[Begin Supplied data]

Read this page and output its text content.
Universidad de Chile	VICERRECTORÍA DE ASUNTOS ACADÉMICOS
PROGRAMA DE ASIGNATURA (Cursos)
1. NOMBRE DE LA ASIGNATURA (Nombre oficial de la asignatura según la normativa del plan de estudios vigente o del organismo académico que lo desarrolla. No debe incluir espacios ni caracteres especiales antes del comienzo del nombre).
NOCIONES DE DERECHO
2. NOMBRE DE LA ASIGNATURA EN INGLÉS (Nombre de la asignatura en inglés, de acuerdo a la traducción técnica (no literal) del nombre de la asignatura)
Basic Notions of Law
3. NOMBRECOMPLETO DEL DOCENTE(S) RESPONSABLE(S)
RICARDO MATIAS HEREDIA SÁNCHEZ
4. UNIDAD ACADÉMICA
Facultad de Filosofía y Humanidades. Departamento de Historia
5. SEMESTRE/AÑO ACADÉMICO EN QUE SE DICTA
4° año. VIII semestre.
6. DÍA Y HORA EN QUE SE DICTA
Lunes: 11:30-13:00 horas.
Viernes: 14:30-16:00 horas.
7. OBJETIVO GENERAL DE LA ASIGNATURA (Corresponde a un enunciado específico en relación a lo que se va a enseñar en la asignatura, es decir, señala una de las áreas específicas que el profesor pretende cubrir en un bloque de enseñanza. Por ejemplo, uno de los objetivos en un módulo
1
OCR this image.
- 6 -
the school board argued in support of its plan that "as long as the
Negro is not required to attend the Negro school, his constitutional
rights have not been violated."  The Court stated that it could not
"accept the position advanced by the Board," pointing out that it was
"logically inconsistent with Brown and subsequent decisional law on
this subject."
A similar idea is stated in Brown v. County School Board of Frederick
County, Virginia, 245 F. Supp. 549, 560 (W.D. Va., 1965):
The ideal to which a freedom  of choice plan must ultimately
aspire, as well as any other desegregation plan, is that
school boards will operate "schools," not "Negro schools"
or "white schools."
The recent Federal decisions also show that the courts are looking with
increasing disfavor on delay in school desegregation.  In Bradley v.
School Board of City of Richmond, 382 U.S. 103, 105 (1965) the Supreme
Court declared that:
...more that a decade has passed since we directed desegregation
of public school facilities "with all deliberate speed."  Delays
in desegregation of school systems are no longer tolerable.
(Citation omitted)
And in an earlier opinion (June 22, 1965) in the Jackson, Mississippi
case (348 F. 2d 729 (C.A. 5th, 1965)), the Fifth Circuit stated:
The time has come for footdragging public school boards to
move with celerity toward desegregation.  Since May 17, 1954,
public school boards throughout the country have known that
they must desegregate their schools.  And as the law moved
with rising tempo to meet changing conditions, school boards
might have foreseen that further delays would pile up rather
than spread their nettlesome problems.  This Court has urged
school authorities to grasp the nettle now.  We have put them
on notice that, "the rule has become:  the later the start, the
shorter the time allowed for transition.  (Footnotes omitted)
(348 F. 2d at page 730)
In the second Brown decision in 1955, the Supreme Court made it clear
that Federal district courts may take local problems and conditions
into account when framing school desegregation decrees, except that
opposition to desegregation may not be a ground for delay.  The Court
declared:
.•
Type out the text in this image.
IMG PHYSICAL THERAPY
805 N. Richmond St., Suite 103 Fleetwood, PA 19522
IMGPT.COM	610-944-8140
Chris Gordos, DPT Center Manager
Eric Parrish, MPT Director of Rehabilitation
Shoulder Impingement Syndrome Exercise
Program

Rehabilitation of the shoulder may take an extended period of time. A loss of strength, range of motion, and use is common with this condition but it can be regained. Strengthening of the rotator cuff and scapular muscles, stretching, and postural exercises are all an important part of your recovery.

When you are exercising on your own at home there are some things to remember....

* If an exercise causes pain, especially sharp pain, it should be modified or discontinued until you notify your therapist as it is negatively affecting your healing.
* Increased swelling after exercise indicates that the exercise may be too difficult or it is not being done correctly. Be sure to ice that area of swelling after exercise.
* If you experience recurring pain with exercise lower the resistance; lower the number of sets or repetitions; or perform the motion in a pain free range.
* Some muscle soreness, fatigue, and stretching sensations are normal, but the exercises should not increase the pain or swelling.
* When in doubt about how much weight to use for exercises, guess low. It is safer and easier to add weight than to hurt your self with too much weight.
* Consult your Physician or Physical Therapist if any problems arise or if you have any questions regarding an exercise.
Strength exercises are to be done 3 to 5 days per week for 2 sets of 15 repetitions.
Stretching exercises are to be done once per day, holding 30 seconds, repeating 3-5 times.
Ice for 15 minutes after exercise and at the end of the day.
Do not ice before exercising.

[End Supplied data]

== Directions for this task ==
Identify all lines where the word "than" shows up. Copy them.

== Solution for this problem ==
than spread their nettlesome problems.  This Court has urged
* When in doubt about how much weight to use for exercises, guess low. It is safer and easier to add weight than to hurt your self with too much weight.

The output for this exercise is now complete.